— Begin DATASET RECORDS —

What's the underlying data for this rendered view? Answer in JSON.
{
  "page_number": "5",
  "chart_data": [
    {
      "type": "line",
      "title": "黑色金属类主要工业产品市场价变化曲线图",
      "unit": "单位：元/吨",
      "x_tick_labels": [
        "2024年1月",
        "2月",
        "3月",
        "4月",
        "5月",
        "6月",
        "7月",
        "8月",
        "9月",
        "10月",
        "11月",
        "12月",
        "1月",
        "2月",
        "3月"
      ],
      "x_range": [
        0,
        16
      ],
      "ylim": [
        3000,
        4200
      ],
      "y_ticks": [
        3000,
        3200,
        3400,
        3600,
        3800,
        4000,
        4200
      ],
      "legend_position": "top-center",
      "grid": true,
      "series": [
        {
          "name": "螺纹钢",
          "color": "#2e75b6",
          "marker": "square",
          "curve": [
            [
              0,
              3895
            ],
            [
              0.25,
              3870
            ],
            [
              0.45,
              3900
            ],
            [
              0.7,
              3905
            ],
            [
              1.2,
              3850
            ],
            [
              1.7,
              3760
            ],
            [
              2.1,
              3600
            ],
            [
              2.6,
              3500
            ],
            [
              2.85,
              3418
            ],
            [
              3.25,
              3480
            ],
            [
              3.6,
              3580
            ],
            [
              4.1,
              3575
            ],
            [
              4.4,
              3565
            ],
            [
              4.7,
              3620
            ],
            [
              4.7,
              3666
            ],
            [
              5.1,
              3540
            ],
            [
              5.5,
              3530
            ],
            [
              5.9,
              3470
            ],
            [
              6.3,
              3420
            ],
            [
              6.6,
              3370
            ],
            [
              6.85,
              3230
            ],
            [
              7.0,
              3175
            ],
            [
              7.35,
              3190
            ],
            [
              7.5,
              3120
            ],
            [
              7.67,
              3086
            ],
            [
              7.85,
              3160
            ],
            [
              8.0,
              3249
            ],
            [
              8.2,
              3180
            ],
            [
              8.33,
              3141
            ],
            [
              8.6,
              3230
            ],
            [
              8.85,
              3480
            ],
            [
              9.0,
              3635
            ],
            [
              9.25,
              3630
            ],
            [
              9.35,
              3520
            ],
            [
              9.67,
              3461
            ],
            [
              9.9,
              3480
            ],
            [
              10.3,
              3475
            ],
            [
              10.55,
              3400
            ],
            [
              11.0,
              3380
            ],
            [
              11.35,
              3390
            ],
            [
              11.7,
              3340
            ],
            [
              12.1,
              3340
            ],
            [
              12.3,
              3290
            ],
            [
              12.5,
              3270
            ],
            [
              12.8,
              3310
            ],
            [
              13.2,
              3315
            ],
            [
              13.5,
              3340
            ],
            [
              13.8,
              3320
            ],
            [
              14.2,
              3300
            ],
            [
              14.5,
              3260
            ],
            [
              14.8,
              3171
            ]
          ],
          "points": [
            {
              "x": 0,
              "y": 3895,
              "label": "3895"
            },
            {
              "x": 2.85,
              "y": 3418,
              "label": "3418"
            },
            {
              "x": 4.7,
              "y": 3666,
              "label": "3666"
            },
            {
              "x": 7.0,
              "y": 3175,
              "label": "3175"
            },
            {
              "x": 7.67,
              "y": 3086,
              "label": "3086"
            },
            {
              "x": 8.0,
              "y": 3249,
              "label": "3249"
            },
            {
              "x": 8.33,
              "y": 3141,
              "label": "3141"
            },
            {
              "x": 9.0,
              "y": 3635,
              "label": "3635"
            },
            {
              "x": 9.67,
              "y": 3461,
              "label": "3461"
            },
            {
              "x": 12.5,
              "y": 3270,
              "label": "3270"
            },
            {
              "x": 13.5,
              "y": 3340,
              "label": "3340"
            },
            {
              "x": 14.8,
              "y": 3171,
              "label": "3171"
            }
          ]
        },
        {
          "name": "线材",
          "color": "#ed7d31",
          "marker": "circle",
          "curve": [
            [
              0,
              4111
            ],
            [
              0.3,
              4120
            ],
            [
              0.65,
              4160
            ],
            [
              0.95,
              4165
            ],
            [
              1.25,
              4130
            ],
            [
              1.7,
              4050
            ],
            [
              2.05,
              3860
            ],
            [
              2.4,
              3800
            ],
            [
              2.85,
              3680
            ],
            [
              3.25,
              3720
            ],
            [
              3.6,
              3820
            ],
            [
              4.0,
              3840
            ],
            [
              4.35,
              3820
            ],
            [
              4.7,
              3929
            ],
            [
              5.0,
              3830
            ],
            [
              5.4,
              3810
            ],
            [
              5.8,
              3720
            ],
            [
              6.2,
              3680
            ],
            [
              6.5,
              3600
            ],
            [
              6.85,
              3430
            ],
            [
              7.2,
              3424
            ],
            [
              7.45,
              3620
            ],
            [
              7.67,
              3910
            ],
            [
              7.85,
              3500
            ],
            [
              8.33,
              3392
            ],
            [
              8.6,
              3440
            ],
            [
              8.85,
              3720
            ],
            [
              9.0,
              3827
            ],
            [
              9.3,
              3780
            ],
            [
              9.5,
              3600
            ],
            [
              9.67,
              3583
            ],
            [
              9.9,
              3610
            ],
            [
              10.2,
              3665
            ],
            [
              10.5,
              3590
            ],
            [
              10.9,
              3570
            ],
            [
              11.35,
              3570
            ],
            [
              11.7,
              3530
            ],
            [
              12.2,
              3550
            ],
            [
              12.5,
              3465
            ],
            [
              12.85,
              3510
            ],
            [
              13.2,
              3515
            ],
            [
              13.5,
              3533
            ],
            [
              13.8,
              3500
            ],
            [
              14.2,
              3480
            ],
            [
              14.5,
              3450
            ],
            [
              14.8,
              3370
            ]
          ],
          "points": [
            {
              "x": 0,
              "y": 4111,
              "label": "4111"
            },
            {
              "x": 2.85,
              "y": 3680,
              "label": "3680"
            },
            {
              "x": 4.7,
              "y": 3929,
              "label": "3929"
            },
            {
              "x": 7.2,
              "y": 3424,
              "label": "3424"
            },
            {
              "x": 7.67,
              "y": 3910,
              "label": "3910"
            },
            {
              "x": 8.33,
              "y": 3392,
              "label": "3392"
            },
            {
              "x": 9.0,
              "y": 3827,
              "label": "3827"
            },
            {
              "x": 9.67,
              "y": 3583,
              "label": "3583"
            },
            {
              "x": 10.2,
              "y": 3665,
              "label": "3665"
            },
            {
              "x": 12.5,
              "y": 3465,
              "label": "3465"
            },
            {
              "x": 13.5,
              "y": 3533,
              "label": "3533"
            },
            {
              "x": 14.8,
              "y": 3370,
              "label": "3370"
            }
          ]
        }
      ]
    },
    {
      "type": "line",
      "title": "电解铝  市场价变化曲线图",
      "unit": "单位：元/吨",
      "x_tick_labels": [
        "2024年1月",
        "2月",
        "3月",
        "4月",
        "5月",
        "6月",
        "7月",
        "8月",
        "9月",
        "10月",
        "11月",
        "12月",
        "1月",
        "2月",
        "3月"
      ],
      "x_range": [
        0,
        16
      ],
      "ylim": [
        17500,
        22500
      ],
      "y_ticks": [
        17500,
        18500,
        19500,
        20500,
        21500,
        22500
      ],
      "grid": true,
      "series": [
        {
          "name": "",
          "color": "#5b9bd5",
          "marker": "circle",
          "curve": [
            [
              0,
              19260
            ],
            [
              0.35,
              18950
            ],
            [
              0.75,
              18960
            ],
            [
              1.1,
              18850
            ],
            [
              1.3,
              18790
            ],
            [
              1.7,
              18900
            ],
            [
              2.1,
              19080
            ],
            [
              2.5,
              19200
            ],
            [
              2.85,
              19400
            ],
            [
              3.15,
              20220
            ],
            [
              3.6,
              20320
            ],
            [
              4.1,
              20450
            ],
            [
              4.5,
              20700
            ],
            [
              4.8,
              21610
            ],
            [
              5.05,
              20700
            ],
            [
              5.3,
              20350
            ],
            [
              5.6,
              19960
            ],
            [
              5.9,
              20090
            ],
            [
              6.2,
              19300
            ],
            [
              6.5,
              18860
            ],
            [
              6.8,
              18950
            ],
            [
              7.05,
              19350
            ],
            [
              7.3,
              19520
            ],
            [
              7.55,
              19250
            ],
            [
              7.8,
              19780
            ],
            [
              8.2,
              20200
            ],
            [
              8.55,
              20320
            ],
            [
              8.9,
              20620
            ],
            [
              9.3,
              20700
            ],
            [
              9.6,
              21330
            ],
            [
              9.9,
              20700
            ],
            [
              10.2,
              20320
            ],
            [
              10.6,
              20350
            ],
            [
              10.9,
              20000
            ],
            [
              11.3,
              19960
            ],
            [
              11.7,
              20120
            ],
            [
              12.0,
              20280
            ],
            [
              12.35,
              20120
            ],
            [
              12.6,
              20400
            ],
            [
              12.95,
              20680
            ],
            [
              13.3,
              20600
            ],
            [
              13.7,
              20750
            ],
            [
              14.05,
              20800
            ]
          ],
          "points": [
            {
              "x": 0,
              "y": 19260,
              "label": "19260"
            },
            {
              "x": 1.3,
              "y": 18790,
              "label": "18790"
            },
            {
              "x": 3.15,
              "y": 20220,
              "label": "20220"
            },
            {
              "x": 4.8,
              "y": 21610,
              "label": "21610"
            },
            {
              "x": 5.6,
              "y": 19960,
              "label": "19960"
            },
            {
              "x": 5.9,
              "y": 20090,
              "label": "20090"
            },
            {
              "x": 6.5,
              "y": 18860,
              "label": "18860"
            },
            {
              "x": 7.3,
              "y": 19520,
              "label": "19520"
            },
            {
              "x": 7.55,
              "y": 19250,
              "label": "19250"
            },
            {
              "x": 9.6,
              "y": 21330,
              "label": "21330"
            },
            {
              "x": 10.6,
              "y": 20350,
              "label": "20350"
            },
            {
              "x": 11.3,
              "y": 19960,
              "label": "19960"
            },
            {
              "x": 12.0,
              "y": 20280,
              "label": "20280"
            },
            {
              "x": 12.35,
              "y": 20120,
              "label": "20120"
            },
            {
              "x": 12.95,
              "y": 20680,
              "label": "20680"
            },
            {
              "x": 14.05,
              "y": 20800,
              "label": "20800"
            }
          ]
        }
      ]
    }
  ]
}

— End DATASET RECORDS —

WHAT THE EXERCISE ASKS »
Reply with one number: the count of lines in the entries that include the word "title".

CORRECT RESULT »
2